(Verilen alıştırma a): Tüm kayıtlardaki satırları hiçbir değişiklik yapmadan tek tek yazın.

----------

Bütün bunların tehlikeyi düştüğü toplum, İslami bir cemiyet sayılmaz. İNSAN’IN İNSAN’LA;
İNSAN’IN KENDİ KENDİSİYLE yani nefsiyle, İNSANIN YARATCISIYLA ilişkileri ve
sorumlulukları vardır. Kimse kendini her şeyi yapma salahiyetinde göremez. Her
nefis hesaba çekilecektir. Zulmü yapan KADER veya ALLAH değildir. Asıl zulme rıza,
Allah'a isyandır. ZALİM olan DÜZENLER ve
TOPLUMLARIN kendileridir. Tabiat bütün haşmetiyle emrimizde, bütün rızıklar
nimetler önümüzde. Arı bal yapar, bizim için toprak ürününü ağaç meyvesini
bizim için verir, RAB RABLIĞINI her şeyle gösterir. Ama şu ruy-i zemini
birbirimize haram eden biz insanlar ve ihdas ettiğimiz düzenlerdir. İslam bunun için vardır, Peygamber bunun için
gelir. Cihadın sebebi fitne yeryüzünden kalkıncaya, din yalnız Allah'ın
oluncaya kadardır.
Biz Müslümanlar
insana saygının kalktığı, ona hakaret eden düzenleri zulüm düzenleri olarak
ilan ediyoruz. Hapishaneleri, hastaneleri, mahkemeleri lebalep insanlar, suçla, dosya ile dolu bir toplum kendini
sıhhatli bir toplum ilan edemez!
Canın, malın,
neslin, aklın, dinin tehlikede olduğu bir toplum kendini ilkelerinin dayandığı
esasları, düzenini mazur gösteremez!

----------

(Verilen alıştırma b): Seçilen metne göre zalim olanlar kimlerdir?

(Alıştırma girdileri):
----------

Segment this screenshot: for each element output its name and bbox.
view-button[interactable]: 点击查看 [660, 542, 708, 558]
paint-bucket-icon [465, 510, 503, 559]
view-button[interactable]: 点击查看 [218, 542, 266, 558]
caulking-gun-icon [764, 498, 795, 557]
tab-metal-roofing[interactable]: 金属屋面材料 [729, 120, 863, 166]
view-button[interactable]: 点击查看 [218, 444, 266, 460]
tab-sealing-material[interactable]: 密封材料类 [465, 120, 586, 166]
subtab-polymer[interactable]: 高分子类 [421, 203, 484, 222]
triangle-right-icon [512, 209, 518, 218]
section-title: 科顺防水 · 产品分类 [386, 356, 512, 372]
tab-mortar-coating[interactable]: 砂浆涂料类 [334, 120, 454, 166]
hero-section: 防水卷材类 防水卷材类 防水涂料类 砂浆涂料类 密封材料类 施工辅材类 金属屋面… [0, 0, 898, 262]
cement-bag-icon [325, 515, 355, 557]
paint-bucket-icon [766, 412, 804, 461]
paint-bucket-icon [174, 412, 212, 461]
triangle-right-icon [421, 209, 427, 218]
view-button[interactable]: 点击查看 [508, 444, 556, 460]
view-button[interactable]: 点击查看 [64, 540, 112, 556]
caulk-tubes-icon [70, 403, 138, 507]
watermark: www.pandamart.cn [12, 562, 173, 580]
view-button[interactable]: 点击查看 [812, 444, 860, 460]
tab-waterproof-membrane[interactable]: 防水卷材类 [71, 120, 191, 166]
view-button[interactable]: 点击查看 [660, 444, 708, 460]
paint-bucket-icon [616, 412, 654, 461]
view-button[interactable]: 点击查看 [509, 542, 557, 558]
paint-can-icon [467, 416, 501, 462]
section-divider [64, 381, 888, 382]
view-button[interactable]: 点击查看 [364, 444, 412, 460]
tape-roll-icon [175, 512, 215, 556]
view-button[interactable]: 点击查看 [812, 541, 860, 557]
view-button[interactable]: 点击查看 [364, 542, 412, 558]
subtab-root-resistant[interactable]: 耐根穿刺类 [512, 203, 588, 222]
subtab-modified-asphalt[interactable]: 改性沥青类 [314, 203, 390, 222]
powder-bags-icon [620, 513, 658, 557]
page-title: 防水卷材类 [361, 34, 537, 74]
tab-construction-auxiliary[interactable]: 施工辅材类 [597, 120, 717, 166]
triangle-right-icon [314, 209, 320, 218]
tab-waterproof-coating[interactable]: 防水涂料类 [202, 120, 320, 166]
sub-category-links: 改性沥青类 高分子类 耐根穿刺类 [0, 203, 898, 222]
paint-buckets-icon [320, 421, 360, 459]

----------

(Yazılı çözüm a):
Segment this screenshot: for each element output its name and bbox.
view-button[interactable]: 点击查看 [660, 542, 708, 558]
paint-bucket-icon [465, 510, 503, 559]
view-button[interactable]: 点击查看 [218, 542, 266, 558]
caulking-gun-icon [764, 498, 795, 557]
tab-metal-roofing[interactable]: 金属屋面材料 [729, 120, 863, 166]
view-button[interactable]: 点击查看 [218, 444, 266, 460]
tab-sealing-material[interactable]: 密封材料类 [465, 120, 586, 166]
subtab-polymer[interactable]: 高分子类 [421, 203, 484, 222]
triangle-right-icon [512, 209, 518, 218]
section-title: 科顺防水 · 产品分类 [386, 356, 512, 372]
tab-mortar-coating[interactable]: 砂浆涂料类 [334, 120, 454, 166]
hero-section: 防水卷材类 防水卷材类 防水涂料类 砂浆涂料类 密封材料类 施工辅材类 金属屋面… [0, 0, 898, 262]
cement-bag-icon [325, 515, 355, 557]
paint-bucket-icon [766, 412, 804, 461]
paint-bucket-icon [174, 412, 212, 461]
triangle-right-icon [421, 209, 427, 218]
view-button[interactable]: 点击查看 [508, 444, 556, 460]
view-button[interactable]: 点击查看 [64, 540, 112, 556]
caulk-tubes-icon [70, 403, 138, 507]
watermark: www.pandamart.cn [12, 562, 173, 580]
view-button[interactable]: 点击查看 [812, 444, 860, 460]
tab-waterproof-membrane[interactable]: 防水卷材类 [71, 120, 191, 166]
view-button[interactable]: 点击查看 [660, 444, 708, 460]
paint-bucket-icon [616, 412, 654, 461]
view-button[interactable]: 点击查看 [509, 542, 557, 558]
paint-can-icon [467, 416, 501, 462]
section-divider [64, 381, 888, 382]
view-button[interactable]: 点击查看 [364, 444, 412, 460]
tape-roll-icon [175, 512, 215, 556]
view-button[interactable]: 点击查看 [812, 541, 860, 557]
view-button[interactable]: 点击查看 [364, 542, 412, 558]
subtab-root-resistant[interactable]: 耐根穿刺类 [512, 203, 588, 222]
subtab-modified-asphalt[interactable]: 改性沥青类 [314, 203, 390, 222]
powder-bags-icon [620, 513, 658, 557]
page-title: 防水卷材类 [361, 34, 537, 74]
tab-construction-auxiliary[interactable]: 施工辅材类 [597, 120, 717, 166]
triangle-right-icon [314, 209, 320, 218]
tab-waterproof-coating[interactable]: 防水涂料类 [202, 120, 320, 166]
sub-category-links: 改性沥青类 高分子类 耐根穿刺类 [0, 203, 898, 222]
paint-buckets-icon [320, 421, 360, 459]

(Yazılı çözüm b): Zalim olan, düzenler ve toplumların kendileridir.